WHAT IS EXPECTED => Lines that contain the string "Simulation" are to be copied; leave out all others.

PROVIDED INFORMATION =>
-- Start --
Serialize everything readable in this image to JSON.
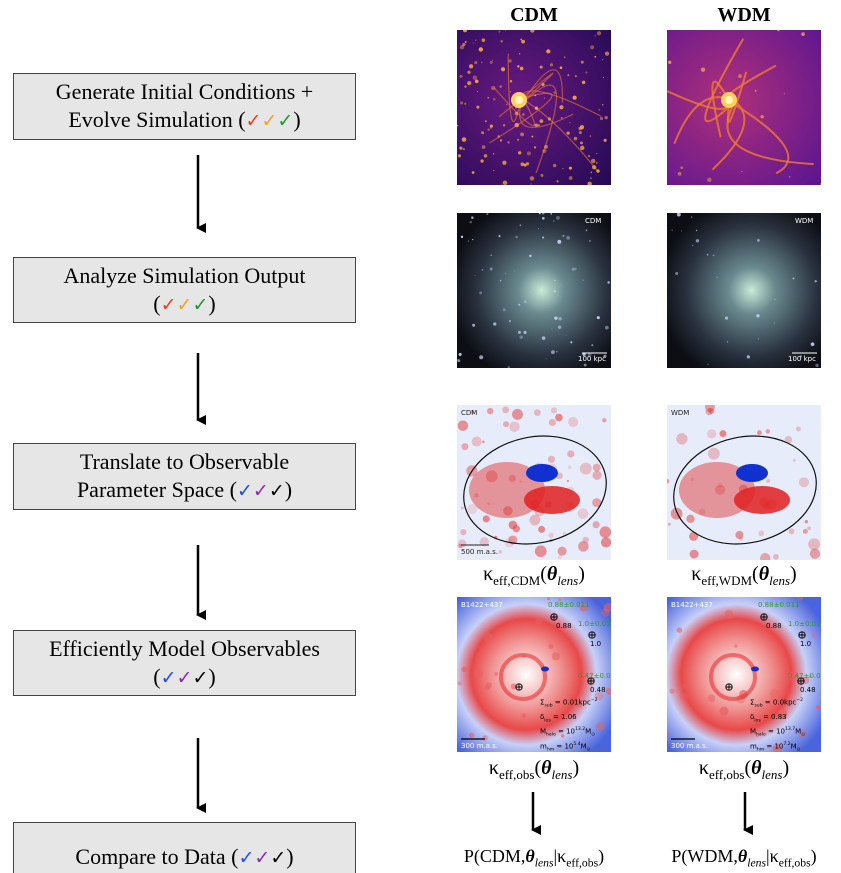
{
  "boxes": [
    {
      "lines": [
        [
          {
            "t": "Generate Initial Conditions +"
          }
        ],
        [
          {
            "t": "Evolve Simulation ("
          },
          {
            "t": "✓",
            "color": "#e8401c"
          },
          {
            "t": "✓",
            "color": "#f5a21b"
          },
          {
            "t": "✓",
            "color": "#1f9a2a"
          },
          {
            "t": ")"
          }
        ]
      ]
    },
    {
      "lines": [
        [
          {
            "t": "Analyze Simulation Output"
          }
        ],
        [
          {
            "t": "("
          },
          {
            "t": "✓",
            "color": "#e8401c"
          },
          {
            "t": "✓",
            "color": "#f5a21b"
          },
          {
            "t": "✓",
            "color": "#1f9a2a"
          },
          {
            "t": ")"
          }
        ]
      ]
    },
    {
      "lines": [
        [
          {
            "t": "Translate to Observable"
          }
        ],
        [
          {
            "t": "Parameter Space ("
          },
          {
            "t": "✓",
            "color": "#1f4fe0"
          },
          {
            "t": "✓",
            "color": "#8a2bb0"
          },
          {
            "t": "✓",
            "color": "#000000"
          },
          {
            "t": ")"
          }
        ]
      ]
    },
    {
      "lines": [
        [
          {
            "t": "Efficiently Model Observables"
          }
        ],
        [
          {
            "t": "("
          },
          {
            "t": "✓",
            "color": "#1f4fe0"
          },
          {
            "t": "✓",
            "color": "#8a2bb0"
          },
          {
            "t": "✓",
            "color": "#000000"
          },
          {
            "t": ")"
          }
        ]
      ]
    },
    {
      "lines": [
        [
          {
            "t": "Compare to Data ("
          },
          {
            "t": "✓",
            "color": "#1f4fe0"
          },
          {
            "t": "✓",
            "color": "#8a2bb0"
          },
          {
            "t": "✓",
            "color": "#000000"
          },
          {
            "t": ")"
          }
        ]
      ]
    }
  ],
  "columns": [
    {
      "header": "CDM",
      "panels": [
        {
          "annotations": []
        },
        {
          "annotations": [
            {
              "segs": [
                {
                  "t": "CDM"
                }
              ]
            },
            {
              "segs": [
                {
                  "t": "100 kpc"
                }
              ]
            }
          ]
        },
        {
          "annotations": [
            {
              "segs": [
                {
                  "t": "CDM"
                }
              ]
            },
            {
              "segs": [
                {
                  "t": "500 m.a.s."
                }
              ]
            }
          ]
        },
        {
          "annotations": [
            {
              "segs": [
                {
                  "t": "B1422+437"
                }
              ]
            },
            {
              "segs": [
                {
                  "t": "0.88±0.011"
                }
              ],
              "color": "#2f9a2f"
            },
            {
              "segs": [
                {
                  "t": "0.88"
                }
              ]
            },
            {
              "segs": [
                {
                  "t": "1.0±0.01"
                }
              ],
              "color": "#2f9a2f"
            },
            {
              "segs": [
                {
                  "t": "1.0"
                }
              ]
            },
            {
              "segs": [
                {
                  "t": "0.47±0.013"
                }
              ],
              "color": "#2f9a2f"
            },
            {
              "segs": [
                {
                  "t": "0.48"
                }
              ]
            },
            {
              "segs": [
                {
                  "t": "Σ"
                },
                {
                  "t": "sub",
                  "style": "sub"
                },
                {
                  "t": " = 0.01kpc"
                },
                {
                  "t": "−2",
                  "style": "sup"
                }
              ]
            },
            {
              "segs": [
                {
                  "t": "δ"
                },
                {
                  "t": "los",
                  "style": "sub"
                },
                {
                  "t": " = 1.06"
                }
              ]
            },
            {
              "segs": [
                {
                  "t": "M"
                },
                {
                  "t": "halo",
                  "style": "sub"
                },
                {
                  "t": " = 10"
                },
                {
                  "t": "13.2",
                  "style": "sup"
                },
                {
                  "t": "M"
                },
                {
                  "t": "⊙",
                  "style": "sub"
                }
              ]
            },
            {
              "segs": [
                {
                  "t": "m"
                },
                {
                  "t": "hm",
                  "style": "sub"
                },
                {
                  "t": " = 10"
                },
                {
                  "t": "5.4",
                  "style": "sup"
                },
                {
                  "t": "M"
                },
                {
                  "t": "⊙",
                  "style": "sub"
                }
              ]
            },
            {
              "segs": [
                {
                  "t": "300 m.a.s."
                }
              ]
            }
          ]
        }
      ],
      "kappa_label": [
        {
          "t": "κ"
        },
        {
          "t": "eff,CDM",
          "style": "sub"
        },
        {
          "t": "("
        },
        {
          "t": "θ",
          "style": "bi"
        },
        {
          "t": "lens",
          "style": "isub"
        },
        {
          "t": ")"
        }
      ],
      "obs_label": [
        {
          "t": "κ"
        },
        {
          "t": "eff,obs",
          "style": "sub"
        },
        {
          "t": "("
        },
        {
          "t": "θ",
          "style": "bi"
        },
        {
          "t": "lens",
          "style": "isub"
        },
        {
          "t": ")"
        }
      ],
      "posterior": [
        {
          "t": "P(CDM,"
        },
        {
          "t": "θ",
          "style": "bi"
        },
        {
          "t": "lens",
          "style": "isub"
        },
        {
          "t": "|κ"
        },
        {
          "t": "eff,obs",
          "style": "sub"
        },
        {
          "t": ")"
        }
      ]
    },
    {
      "header": "WDM",
      "panels": [
        {
          "annotations": []
        },
        {
          "annotations": [
            {
              "segs": [
                {
                  "t": "WDM"
                }
              ]
            },
            {
              "segs": [
                {
                  "t": "100 kpc"
                }
              ]
            }
          ]
        },
        {
          "annotations": [
            {
              "segs": [
                {
                  "t": "WDM"
                }
              ]
            }
          ]
        },
        {
          "annotations": [
            {
              "segs": [
                {
                  "t": "B1422+437"
                }
              ]
            },
            {
              "segs": [
                {
                  "t": "0.88±0.011"
                }
              ],
              "color": "#2f9a2f"
            },
            {
              "segs": [
                {
                  "t": "0.88"
                }
              ]
            },
            {
              "segs": [
                {
                  "t": "1.0±0.01"
                }
              ],
              "color": "#2f9a2f"
            },
            {
              "segs": [
                {
                  "t": "1.0"
                }
              ]
            },
            {
              "segs": [
                {
                  "t": "0.47±0.013"
                }
              ],
              "color": "#2f9a2f"
            },
            {
              "segs": [
                {
                  "t": "0.48"
                }
              ]
            },
            {
              "segs": [
                {
                  "t": "Σ"
                },
                {
                  "t": "sub",
                  "style": "sub"
                },
                {
                  "t": " = 0.0kpc"
                },
                {
                  "t": "−2",
                  "style": "sup"
                }
              ]
            },
            {
              "segs": [
                {
                  "t": "δ"
                },
                {
                  "t": "los",
                  "style": "sub"
                },
                {
                  "t": " = 0.83"
                }
              ]
            },
            {
              "segs": [
                {
                  "t": "M"
                },
                {
                  "t": "halo",
                  "style": "sub"
                },
                {
                  "t": " = 10"
                },
                {
                  "t": "13.7",
                  "style": "sup"
                },
                {
                  "t": "M"
                },
                {
                  "t": "⊙",
                  "style": "sub"
                }
              ]
            },
            {
              "segs": [
                {
                  "t": "m"
                },
                {
                  "t": "hm",
                  "style": "sub"
                },
                {
                  "t": " = 10"
                },
                {
                  "t": "7.2",
                  "style": "sup"
                },
                {
                  "t": "M"
                },
                {
                  "t": "⊙",
                  "style": "sub"
                }
              ]
            },
            {
              "segs": [
                {
                  "t": "300 m.a.s."
                }
              ]
            }
          ]
        }
      ],
      "kappa_label": [
        {
          "t": "κ"
        },
        {
          "t": "eff,WDM",
          "style": "sub"
        },
        {
          "t": "("
        },
        {
          "t": "θ",
          "style": "bi"
        },
        {
          "t": "lens",
          "style": "isub"
        },
        {
          "t": ")"
        }
      ],
      "obs_label": [
        {
          "t": "κ"
        },
        {
          "t": "eff,obs",
          "style": "sub"
        },
        {
          "t": "("
        },
        {
          "t": "θ",
          "style": "bi"
        },
        {
          "t": "lens",
          "style": "isub"
        },
        {
          "t": ")"
        }
      ],
      "posterior": [
        {
          "t": "P(WDM,"
        },
        {
          "t": "θ",
          "style": "bi"
        },
        {
          "t": "lens",
          "style": "isub"
        },
        {
          "t": "|κ"
        },
        {
          "t": "eff,obs",
          "style": "sub"
        },
        {
          "t": ")"
        }
      ]
    }
  ]
}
-- End --
OUTPUT OF THE TASK =>
            "t": "Evolve Simulation ("
            "t": "Analyze Simulation Output"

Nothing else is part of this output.